Prompt → Write out the items below word for word, starting at the first line and stopping after the line that contains "338, 304, 354]".

(Layout annotation records)
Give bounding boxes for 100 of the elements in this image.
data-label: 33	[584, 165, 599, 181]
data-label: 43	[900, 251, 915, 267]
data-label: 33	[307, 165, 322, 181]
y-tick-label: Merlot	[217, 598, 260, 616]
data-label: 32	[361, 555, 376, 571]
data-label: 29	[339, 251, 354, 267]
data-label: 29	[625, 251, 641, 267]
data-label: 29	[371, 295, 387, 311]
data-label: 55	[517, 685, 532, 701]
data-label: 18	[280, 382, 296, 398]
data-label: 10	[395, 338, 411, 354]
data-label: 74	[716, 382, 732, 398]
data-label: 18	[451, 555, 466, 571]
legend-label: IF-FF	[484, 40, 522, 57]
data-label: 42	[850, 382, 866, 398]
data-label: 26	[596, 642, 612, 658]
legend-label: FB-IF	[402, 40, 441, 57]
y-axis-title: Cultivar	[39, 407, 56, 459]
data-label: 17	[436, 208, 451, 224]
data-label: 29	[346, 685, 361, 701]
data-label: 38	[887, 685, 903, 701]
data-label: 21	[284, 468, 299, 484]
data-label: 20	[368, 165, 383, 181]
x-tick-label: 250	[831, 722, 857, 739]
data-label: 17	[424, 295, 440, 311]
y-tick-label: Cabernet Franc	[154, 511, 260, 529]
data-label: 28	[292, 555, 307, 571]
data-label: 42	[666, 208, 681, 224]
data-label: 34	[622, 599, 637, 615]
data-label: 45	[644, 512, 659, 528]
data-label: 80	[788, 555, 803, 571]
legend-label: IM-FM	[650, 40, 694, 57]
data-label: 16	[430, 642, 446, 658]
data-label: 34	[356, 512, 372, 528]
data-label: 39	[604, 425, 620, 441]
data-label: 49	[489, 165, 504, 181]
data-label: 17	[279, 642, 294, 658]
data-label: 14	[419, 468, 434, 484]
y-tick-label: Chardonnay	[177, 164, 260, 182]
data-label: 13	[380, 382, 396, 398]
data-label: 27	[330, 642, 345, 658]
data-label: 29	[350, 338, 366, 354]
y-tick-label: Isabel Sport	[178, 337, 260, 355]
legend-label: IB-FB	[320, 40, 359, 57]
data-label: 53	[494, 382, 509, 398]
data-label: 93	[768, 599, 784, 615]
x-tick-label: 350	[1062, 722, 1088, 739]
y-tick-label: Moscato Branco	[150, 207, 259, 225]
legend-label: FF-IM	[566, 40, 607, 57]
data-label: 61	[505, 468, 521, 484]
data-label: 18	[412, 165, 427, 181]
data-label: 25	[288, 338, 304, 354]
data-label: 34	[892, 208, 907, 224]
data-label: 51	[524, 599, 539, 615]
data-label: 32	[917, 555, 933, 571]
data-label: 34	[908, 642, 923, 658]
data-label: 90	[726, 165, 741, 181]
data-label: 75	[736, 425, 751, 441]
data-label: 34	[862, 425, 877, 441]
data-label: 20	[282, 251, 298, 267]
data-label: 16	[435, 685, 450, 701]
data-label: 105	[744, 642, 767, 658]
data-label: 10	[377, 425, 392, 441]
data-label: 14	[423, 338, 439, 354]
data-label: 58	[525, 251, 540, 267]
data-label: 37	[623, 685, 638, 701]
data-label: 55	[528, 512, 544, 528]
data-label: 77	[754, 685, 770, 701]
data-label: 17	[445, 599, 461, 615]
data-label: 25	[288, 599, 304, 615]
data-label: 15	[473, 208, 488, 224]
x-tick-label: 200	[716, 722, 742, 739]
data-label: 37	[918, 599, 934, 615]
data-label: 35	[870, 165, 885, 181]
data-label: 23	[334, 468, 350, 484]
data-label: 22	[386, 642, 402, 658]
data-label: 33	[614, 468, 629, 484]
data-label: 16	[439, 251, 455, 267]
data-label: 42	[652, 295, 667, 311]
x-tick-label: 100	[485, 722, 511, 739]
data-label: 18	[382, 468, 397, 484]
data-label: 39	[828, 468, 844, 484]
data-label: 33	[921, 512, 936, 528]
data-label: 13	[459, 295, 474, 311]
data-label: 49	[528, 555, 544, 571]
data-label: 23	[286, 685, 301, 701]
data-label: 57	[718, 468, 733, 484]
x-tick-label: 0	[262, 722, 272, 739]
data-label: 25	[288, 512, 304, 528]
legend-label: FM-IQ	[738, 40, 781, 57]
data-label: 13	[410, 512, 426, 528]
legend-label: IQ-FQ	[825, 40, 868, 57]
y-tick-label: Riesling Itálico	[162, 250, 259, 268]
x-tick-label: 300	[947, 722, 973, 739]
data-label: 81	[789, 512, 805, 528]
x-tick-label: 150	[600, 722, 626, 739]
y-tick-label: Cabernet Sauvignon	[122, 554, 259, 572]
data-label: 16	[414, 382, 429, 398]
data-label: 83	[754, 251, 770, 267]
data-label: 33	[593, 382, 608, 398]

Solution →
Give bounding boxes for 100 of the elements in this image.
data-label: 33	[584, 165, 599, 181]
data-label: 43	[900, 251, 915, 267]
data-label: 33	[307, 165, 322, 181]
y-tick-label: Merlot	[217, 598, 260, 616]
data-label: 32	[361, 555, 376, 571]
data-label: 29	[339, 251, 354, 267]
data-label: 29	[625, 251, 641, 267]
data-label: 29	[371, 295, 387, 311]
data-label: 55	[517, 685, 532, 701]
data-label: 18	[280, 382, 296, 398]
data-label: 10	[395, 338, 411, 354]
data-label: 74	[716, 382, 732, 398]
data-label: 18	[451, 555, 466, 571]
legend-label: IF-FF	[484, 40, 522, 57]
data-label: 42	[850, 382, 866, 398]
data-label: 26	[596, 642, 612, 658]
legend-label: FB-IF	[402, 40, 441, 57]
y-axis-title: Cultivar	[39, 407, 56, 459]
data-label: 17	[436, 208, 451, 224]
data-label: 29	[346, 685, 361, 701]
data-label: 38	[887, 685, 903, 701]
data-label: 21	[284, 468, 299, 484]
data-label: 20	[368, 165, 383, 181]
x-tick-label: 250	[831, 722, 857, 739]
data-label: 17	[424, 295, 440, 311]
y-tick-label: Cabernet Franc	[154, 511, 260, 529]
data-label: 28	[292, 555, 307, 571]
data-label: 42	[666, 208, 681, 224]
data-label: 34	[622, 599, 637, 615]
data-label: 45	[644, 512, 659, 528]
data-label: 80	[788, 555, 803, 571]
legend-label: IM-FM	[650, 40, 694, 57]
data-label: 16	[430, 642, 446, 658]
data-label: 34	[356, 512, 372, 528]
data-label: 39	[604, 425, 620, 441]
data-label: 49	[489, 165, 504, 181]
data-label: 17	[279, 642, 294, 658]
data-label: 14	[419, 468, 434, 484]
y-tick-label: Chardonnay	[177, 164, 260, 182]
data-label: 13	[380, 382, 396, 398]
data-label: 27	[330, 642, 345, 658]
data-label: 29	[350, 338, 366, 354]
y-tick-label: Isabel Sport	[178, 337, 260, 355]
legend-label: IB-FB	[320, 40, 359, 57]
data-label: 53	[494, 382, 509, 398]
data-label: 93	[768, 599, 784, 615]
x-tick-label: 350	[1062, 722, 1088, 739]
y-tick-label: Moscato Branco	[150, 207, 259, 225]
legend-label: FF-IM	[566, 40, 607, 57]
data-label: 61	[505, 468, 521, 484]
data-label: 18	[412, 165, 427, 181]
data-label: 25	[288, 338, 304, 354]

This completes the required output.